*Work task 1*
Explain in one to three sentences why, according to the article on the CIA data repository, there have long been concerns about what the intelligence community collects domestically.
*Work task 2*
Write a continuation of the article on the CIA data repository that picks up after its final sentence.

Provided text START

FILE - This April 13, 2016, Two Democrats on the Senate Intelligence Committee say the CIA has a secret, undisclosed data repository that includes information collected about Americans. While neither the agency nor lawmakers would disclose specifics about the data, Sens. Ron Wyden and Martin Heinrich allege the CIA has long hidden details about the program from the public and Congress.




By Nomaan Merchant | AP

The Washington Post, February 11, 2022 at 3:44 p.m. EST



WASHINGTON — The CIA has a secret, undisclosed data repository that includes information collected about Americans, two Democrats on the Senate Intelligence Committee said. While neither the agency nor lawmakers would disclose specifics about the data, the senators alleged the CIA had long hidden details about the program from the public and Congress.


Sens. Ron Wyden of Oregon and Martin Heinrich of New Mexico sent a letter to top intelligence officials calling for more details about the program to be declassified. Large parts of the letter, which was sent in April 2021 and declassified Thursday, and documents released by the CIA were blacked out. Wyden and Heinrich said the program operated “outside the statutory framework that Congress and the public believe govern this collection.”

There have long been concerns about what information the intelligence community collects domestically, driven in part by previous violations of Americans’ civil liberties. The CIA and National Security Agency have a foreign mission and are generally barred from investigating Americans or U.S. businesses. But the spy agencies’ sprawling collection of foreign communications often snares Americans’ messages and data incidentally.


Intelligence agencies are required to take steps to protect U.S. information, including redacting the names of any Americans from reports unless they are deemed relevant to an investigation. The process of removing redactions is known as “unmasking.”

Provided text END
Given information START

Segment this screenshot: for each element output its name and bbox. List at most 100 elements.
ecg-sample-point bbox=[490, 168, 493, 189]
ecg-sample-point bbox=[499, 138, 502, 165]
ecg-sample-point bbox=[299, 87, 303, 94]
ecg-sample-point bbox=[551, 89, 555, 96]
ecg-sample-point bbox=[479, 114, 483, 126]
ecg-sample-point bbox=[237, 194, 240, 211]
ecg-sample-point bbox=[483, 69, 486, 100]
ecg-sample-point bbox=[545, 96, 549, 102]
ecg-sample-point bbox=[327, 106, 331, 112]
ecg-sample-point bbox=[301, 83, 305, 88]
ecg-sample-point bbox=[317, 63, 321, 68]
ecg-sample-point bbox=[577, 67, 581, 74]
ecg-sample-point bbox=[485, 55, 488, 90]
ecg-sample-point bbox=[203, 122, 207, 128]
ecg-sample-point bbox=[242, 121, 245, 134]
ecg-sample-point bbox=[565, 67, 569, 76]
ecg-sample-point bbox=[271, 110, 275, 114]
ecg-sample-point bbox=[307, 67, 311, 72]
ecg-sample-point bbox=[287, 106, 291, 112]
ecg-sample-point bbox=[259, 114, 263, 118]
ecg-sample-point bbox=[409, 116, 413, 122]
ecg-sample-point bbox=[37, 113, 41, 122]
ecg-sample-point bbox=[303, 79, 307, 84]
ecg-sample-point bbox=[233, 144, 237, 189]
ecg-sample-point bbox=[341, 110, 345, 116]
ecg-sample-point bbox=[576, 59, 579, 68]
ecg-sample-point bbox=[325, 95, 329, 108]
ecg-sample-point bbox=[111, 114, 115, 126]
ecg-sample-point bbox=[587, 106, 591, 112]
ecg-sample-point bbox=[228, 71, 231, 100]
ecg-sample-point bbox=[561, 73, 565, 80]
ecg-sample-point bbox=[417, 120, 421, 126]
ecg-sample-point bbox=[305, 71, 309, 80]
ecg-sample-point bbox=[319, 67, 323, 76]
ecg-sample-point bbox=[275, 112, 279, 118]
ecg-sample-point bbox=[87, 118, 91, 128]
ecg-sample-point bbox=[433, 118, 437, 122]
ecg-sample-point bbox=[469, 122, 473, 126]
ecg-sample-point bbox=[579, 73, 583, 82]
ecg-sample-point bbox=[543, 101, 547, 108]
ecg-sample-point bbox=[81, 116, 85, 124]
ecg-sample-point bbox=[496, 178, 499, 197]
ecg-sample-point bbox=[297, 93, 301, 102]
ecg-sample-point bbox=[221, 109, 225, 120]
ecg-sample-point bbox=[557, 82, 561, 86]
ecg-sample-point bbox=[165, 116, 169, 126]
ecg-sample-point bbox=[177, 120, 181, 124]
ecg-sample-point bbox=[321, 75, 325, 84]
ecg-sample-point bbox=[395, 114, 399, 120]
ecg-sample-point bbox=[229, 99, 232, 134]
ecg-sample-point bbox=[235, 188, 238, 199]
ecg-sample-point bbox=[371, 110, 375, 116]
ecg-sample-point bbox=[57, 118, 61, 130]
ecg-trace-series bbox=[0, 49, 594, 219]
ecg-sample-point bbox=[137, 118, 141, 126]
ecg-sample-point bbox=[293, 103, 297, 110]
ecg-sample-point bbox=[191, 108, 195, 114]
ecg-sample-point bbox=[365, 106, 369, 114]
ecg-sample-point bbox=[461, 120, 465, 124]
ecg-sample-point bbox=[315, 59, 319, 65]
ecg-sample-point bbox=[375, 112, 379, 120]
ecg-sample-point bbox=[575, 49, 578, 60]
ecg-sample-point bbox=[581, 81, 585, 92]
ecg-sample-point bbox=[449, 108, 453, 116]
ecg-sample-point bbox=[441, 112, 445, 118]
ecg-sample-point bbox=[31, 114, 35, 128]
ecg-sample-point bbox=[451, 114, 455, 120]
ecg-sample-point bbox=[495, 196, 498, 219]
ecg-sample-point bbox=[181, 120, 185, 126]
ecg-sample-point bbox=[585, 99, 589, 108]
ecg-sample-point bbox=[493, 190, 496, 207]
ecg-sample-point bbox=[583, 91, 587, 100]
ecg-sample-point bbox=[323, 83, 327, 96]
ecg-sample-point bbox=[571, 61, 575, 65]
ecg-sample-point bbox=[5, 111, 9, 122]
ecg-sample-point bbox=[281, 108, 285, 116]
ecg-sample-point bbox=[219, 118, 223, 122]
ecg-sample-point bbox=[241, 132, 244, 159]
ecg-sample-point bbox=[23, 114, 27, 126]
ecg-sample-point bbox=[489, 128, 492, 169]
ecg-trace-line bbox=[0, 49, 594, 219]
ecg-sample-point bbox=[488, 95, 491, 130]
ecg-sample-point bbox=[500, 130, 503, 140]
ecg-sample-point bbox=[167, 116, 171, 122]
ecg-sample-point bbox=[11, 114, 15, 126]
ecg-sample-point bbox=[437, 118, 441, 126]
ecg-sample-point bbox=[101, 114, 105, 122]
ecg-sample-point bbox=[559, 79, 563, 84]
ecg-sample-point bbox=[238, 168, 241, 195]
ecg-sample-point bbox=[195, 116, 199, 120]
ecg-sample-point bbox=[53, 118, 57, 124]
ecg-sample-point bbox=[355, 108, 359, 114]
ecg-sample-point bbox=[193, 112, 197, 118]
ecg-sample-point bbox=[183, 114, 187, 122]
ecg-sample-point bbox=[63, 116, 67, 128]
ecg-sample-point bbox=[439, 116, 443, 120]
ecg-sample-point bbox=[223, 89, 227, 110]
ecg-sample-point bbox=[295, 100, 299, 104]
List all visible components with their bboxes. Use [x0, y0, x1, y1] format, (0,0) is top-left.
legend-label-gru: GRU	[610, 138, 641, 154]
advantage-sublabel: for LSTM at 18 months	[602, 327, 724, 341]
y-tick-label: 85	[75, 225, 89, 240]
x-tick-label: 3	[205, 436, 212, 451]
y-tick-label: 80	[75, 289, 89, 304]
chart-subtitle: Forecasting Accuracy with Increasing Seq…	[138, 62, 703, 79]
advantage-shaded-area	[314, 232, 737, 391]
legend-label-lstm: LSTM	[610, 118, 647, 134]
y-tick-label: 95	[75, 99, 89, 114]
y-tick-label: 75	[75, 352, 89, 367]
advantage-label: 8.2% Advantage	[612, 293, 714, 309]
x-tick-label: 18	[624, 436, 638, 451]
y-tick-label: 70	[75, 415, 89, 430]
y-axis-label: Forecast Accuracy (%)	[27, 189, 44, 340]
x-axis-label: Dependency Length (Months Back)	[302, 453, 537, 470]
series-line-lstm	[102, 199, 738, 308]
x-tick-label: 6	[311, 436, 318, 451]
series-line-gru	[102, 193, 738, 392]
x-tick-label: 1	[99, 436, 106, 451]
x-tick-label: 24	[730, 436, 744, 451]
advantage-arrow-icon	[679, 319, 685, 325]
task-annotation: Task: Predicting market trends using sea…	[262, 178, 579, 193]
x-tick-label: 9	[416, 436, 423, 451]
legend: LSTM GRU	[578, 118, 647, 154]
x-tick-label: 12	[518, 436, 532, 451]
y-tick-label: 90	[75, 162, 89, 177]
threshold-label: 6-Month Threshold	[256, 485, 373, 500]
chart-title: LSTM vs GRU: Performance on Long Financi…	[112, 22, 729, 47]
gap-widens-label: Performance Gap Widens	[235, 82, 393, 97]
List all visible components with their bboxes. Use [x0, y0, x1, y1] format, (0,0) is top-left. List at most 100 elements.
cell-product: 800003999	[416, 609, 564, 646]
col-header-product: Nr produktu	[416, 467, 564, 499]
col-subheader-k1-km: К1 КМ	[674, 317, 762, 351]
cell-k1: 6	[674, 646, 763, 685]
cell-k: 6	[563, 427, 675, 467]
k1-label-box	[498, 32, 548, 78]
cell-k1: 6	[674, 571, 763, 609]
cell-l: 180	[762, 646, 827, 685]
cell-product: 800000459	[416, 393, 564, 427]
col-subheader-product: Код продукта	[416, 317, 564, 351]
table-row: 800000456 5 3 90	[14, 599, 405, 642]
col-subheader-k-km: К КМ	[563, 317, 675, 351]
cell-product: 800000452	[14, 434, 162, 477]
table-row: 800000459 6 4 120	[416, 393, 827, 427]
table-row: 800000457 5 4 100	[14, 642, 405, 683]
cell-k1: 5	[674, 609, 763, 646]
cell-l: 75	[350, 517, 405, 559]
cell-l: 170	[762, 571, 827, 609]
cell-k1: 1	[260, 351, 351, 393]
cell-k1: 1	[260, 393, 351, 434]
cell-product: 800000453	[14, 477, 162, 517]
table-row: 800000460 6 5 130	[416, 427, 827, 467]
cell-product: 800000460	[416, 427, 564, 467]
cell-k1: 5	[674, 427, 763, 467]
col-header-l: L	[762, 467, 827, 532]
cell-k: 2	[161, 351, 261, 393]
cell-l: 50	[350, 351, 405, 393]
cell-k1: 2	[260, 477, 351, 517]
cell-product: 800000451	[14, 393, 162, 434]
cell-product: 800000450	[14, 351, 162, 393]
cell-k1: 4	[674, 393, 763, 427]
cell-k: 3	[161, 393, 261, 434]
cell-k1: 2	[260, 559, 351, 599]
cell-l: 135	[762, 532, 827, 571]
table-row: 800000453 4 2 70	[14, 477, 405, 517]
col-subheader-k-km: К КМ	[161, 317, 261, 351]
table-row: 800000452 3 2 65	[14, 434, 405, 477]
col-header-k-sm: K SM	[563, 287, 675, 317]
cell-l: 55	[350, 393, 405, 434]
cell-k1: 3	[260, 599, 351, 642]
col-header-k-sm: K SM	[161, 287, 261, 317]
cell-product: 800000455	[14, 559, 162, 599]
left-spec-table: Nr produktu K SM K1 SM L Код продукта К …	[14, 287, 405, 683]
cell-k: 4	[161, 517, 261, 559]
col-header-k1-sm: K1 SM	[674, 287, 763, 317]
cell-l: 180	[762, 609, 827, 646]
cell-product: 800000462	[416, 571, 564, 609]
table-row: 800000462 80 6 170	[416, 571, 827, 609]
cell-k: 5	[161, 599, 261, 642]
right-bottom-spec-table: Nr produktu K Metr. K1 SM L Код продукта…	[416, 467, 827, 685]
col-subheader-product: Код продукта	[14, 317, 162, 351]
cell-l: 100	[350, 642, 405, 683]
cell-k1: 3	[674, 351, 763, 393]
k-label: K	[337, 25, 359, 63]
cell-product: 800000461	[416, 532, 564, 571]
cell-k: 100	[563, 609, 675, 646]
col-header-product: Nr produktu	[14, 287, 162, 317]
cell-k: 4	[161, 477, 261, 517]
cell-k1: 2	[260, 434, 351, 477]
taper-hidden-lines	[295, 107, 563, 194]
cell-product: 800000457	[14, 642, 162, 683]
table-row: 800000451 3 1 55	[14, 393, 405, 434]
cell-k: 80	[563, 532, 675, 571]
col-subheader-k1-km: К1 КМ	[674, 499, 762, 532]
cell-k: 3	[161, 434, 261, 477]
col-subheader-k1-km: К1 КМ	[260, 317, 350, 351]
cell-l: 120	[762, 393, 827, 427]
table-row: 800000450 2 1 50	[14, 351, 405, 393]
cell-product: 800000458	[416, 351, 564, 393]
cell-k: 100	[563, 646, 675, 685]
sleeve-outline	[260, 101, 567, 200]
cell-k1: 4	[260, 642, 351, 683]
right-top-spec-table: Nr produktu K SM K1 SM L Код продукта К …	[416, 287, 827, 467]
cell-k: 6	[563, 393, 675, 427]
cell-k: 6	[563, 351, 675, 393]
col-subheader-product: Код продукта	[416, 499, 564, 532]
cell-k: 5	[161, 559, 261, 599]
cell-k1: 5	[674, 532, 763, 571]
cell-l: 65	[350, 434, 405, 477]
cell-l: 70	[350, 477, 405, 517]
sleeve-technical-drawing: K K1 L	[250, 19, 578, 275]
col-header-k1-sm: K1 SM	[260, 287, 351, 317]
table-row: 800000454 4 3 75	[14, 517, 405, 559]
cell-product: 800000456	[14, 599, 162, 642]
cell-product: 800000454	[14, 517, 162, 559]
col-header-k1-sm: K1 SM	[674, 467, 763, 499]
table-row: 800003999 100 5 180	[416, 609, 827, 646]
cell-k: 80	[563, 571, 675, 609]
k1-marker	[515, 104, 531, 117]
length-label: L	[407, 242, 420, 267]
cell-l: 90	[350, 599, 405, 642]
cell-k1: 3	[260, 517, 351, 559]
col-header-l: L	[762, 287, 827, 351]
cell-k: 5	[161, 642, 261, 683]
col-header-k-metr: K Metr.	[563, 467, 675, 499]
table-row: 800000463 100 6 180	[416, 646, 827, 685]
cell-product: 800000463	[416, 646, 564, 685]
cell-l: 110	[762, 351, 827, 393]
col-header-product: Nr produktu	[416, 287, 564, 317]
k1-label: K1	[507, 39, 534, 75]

Given information END

*Task response 1*
These concerns have been driven in part by previous violations of Americans' civil liberties.

*Task response 2*
The CIA on Friday said the program highlighted by the senators and another disclosed this week are “repositories of information about the activities of foreign governments and foreign nationals.” In a statement, the agency said the programs were classified to stop adversaries from compromising them.

The agency also said it kept members of congressional oversight committees “fully and currently informed of its classified activities related to these two programs.”


“In the course of any lawful collection, CIA may incidentally acquire information about Americans who are in contact with foreign nationals,” the agency statement said. “When the CIA acquires information about Americans, it safeguards that information in accordance with procedures approved by the Attorney General, which restrict the CIA’s ability to collect, retain, use, and disseminate the information.”



The CIA released a series of redacted recommendations about the program issued by an oversight panel known as the Privacy and Civil Liberties Oversight Board. According to the document, a pop-up box warns CIA analysts using the program that seeking any information about U.S. citizens or others covered by privacy laws requires a foreign intelligence purpose.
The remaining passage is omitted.